# Work required
In the text on first-night flops, whom did Mussorgsky choose to conduct the premiere of Night on Bare Mountain?

# Extracted text
In a city (Vienna) that was under military occupation, that's where. And who was the audience? The people doing the occupying (French military officers). Add to that the German libretto and, needless to say, it didn’t go down a storm.

The Prisoners' Chorus from Beethoven's Fidelio

Recommended recording of Beethoven Fidelio: Christa Ludwig, Jon Vickers et al; Philharmonia Orchestra and Chorus/Otto Klemperer (EMI)

6. Rossini The Barber of Seville

Scrabbling around for his next opera plot in 1815, the ever-industrious Rossini alighted on the first of a trilogy of plays concerning Figaro, a barber. ‘Great,’ he thought; ‘I’ll call my new opera The Barber of Seville.’ But fellow Italian Giovanni Paisiello had already written an opera based on the same play – and given it the same title.

When the premiere of Rossini’s version came around, Paisiello planted his supporters among the audience. At a pre-arranged moment they began booing and chanting Paisiello’s name. A great idea, except that they couldn’t afford to be there every night. The next performance was a rip-roaring success.

Recommended recording of Rossini The Barber of Seville: Alan Opie, Della Jones, Bruce Ford, Andrew Shore, Peter Rose; Chorus & Orchestra of ENO/Gabriele Bellini [in English]

7. Elgar Dream of Gerontius

Inspired by Elgar’s interest in the new and complex music of Wagner, The Dream of Gerontius was technically and musically beyond the Birmingham Festival Choir. It didn’t help that its chorus master died suddenly during rehearsals and that his replacement wasn’t up to the job, or that the conductor, Hans Richter, was ill-prepared. The premiere was, duly, a disaster.

Nor were Elgar’s problems over. The work’s Catholic sentiments offended the Protestant church, whose leaders demanded changes to the text before it could be performed in their cathedrals.

Recommended recording of Elgar Dream of Gerontius: Richard Lewis (tenor), Janet Baker (mezzo-soprano), Kim Borg (bass); Sheffield Philharmonic Chorus, Ambrosian Singers, Hallé Orchestra & Choir/John Barbirolli

More first-night flops (one composer comes up again...)

8. Mussorgsky A Night on Bare Mountain

As one of the first tone poems ever written by a Russian composer, this was an important milestone for Russian music. So, Mussorgsky had devoted 14 frantic days to Night on Bare Mountain.

The composer presented the completed work to fellow composer Mily Balakirev, the man he had chosen to wield the baton at its premiere. Unfortunately Balakirev was less than impressed, citing grave shortcomings in the score, and refused to go near it.

Night on Bare Mountain as interpreted in Disney's Fantasia

Best recording of Mussorgsky's A Night on Bare Mountain: BBC Symphony Orchestra/Gennadi Rozhdestvensky

9. Johann Strauss II The Blue Danube

No other piece of music better illustrates the ‘flop to hit’ reversal than Johann Strauss II’s By the Beautiful Blue Danube. Here’s a waltz that literally everybody knows, but the audience at its premiere did not entirely go with the flow.

# Recorded information
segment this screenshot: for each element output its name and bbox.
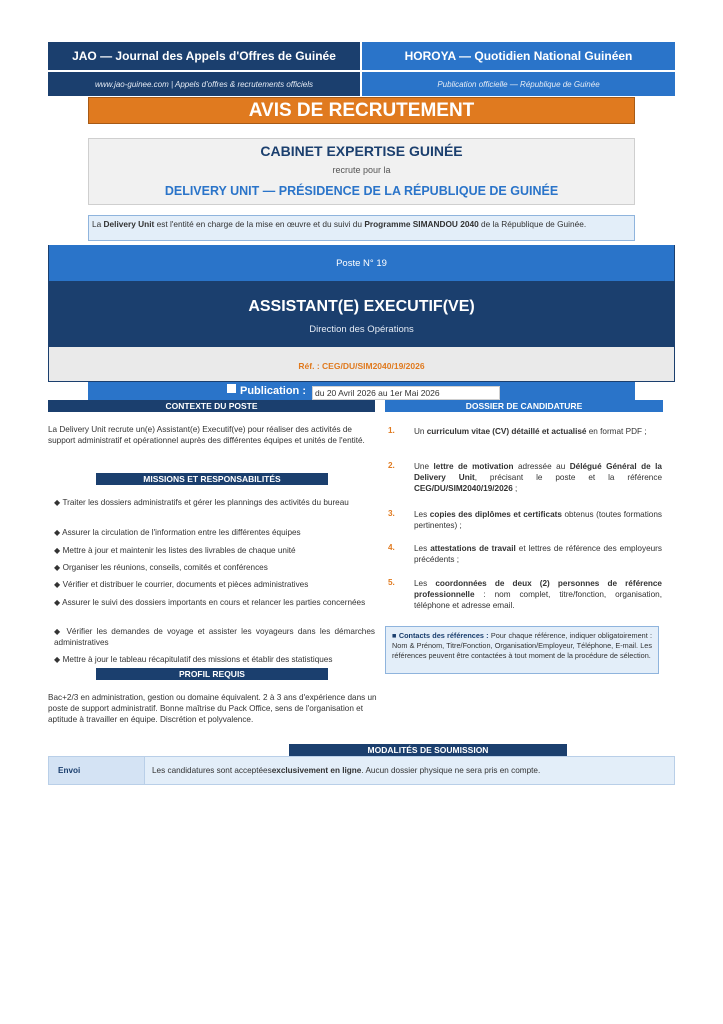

# Right answer
Mily Balakirev